» **THE DATA**

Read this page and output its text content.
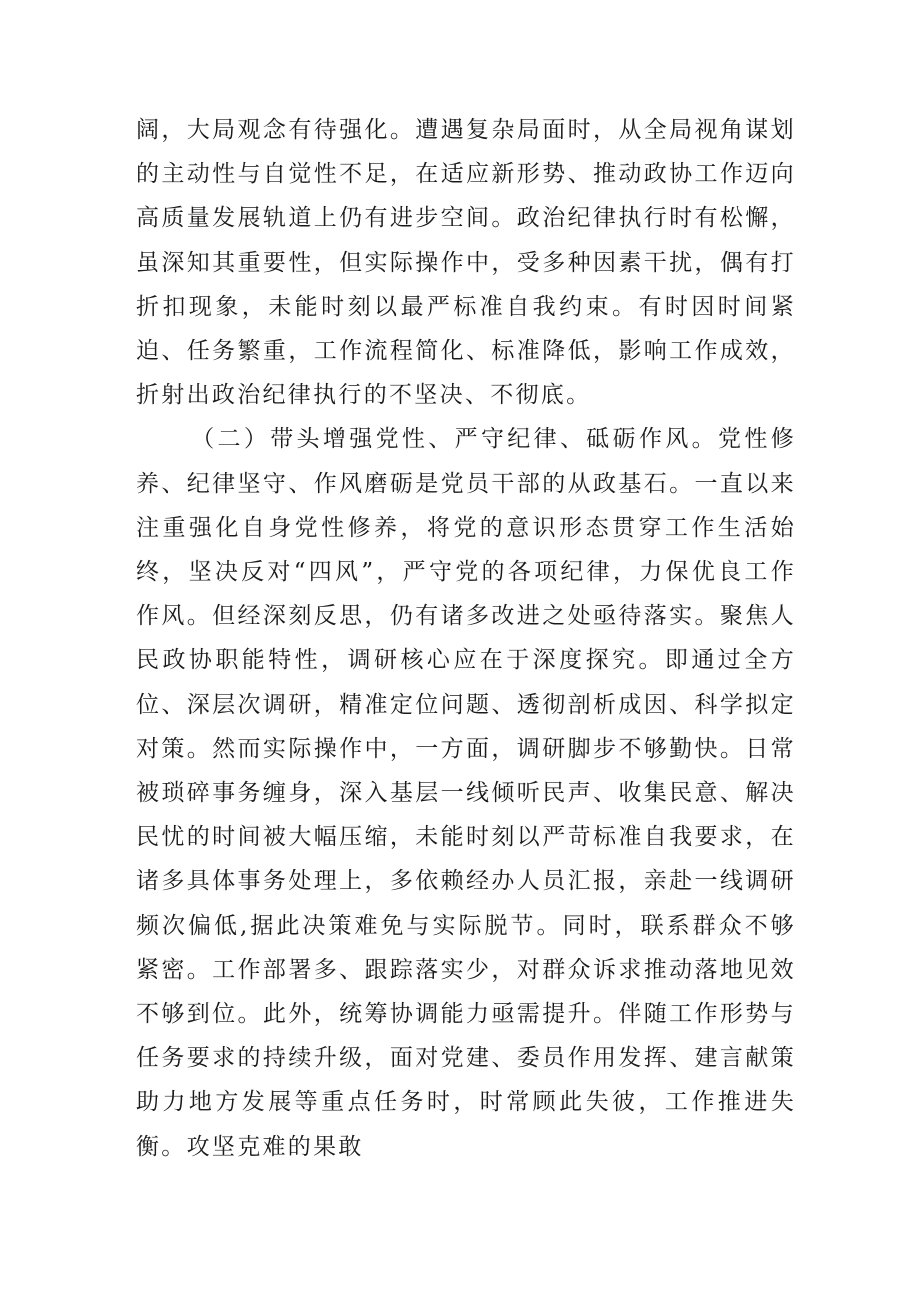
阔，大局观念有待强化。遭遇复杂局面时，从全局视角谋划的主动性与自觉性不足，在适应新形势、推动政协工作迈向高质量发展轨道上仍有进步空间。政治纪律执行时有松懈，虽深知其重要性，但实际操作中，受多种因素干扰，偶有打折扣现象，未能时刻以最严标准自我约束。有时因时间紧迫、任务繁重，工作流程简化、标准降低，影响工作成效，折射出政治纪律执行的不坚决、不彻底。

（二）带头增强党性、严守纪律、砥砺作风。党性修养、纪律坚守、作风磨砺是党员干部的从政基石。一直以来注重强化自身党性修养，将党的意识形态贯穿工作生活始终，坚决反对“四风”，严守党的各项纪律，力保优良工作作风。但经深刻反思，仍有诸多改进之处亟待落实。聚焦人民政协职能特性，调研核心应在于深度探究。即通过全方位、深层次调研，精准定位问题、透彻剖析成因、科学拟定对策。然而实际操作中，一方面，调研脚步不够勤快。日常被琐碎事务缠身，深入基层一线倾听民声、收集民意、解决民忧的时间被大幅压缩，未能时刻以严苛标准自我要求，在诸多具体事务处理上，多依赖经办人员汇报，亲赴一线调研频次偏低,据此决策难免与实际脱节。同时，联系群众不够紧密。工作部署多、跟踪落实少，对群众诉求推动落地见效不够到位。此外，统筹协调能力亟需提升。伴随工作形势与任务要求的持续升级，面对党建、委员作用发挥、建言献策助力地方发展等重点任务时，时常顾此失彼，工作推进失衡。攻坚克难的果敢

--

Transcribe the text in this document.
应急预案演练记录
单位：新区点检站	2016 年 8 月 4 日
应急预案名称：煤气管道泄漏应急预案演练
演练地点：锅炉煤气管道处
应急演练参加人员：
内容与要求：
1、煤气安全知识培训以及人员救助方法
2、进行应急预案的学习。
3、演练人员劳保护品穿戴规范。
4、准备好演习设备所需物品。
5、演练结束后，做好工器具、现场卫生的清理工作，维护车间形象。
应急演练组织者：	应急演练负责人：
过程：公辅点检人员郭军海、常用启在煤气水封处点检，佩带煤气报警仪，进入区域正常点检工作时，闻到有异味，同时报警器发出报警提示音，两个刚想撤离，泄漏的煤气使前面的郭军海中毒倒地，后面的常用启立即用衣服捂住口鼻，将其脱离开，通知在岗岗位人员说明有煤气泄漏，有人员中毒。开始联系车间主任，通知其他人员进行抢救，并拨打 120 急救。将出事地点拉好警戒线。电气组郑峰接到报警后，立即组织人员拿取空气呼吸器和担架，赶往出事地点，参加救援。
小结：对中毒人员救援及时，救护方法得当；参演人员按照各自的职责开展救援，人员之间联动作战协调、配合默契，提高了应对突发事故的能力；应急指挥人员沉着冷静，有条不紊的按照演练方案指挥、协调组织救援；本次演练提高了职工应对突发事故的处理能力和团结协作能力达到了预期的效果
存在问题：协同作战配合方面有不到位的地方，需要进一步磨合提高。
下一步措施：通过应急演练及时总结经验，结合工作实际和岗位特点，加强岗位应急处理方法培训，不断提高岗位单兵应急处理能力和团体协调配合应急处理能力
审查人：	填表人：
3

» **EXERCISE PROMPT**
Extract every line of the records above that contains the word "text".

» **TASK ANSWER**
Read this page and output its text content.
Transcribe the text in this document.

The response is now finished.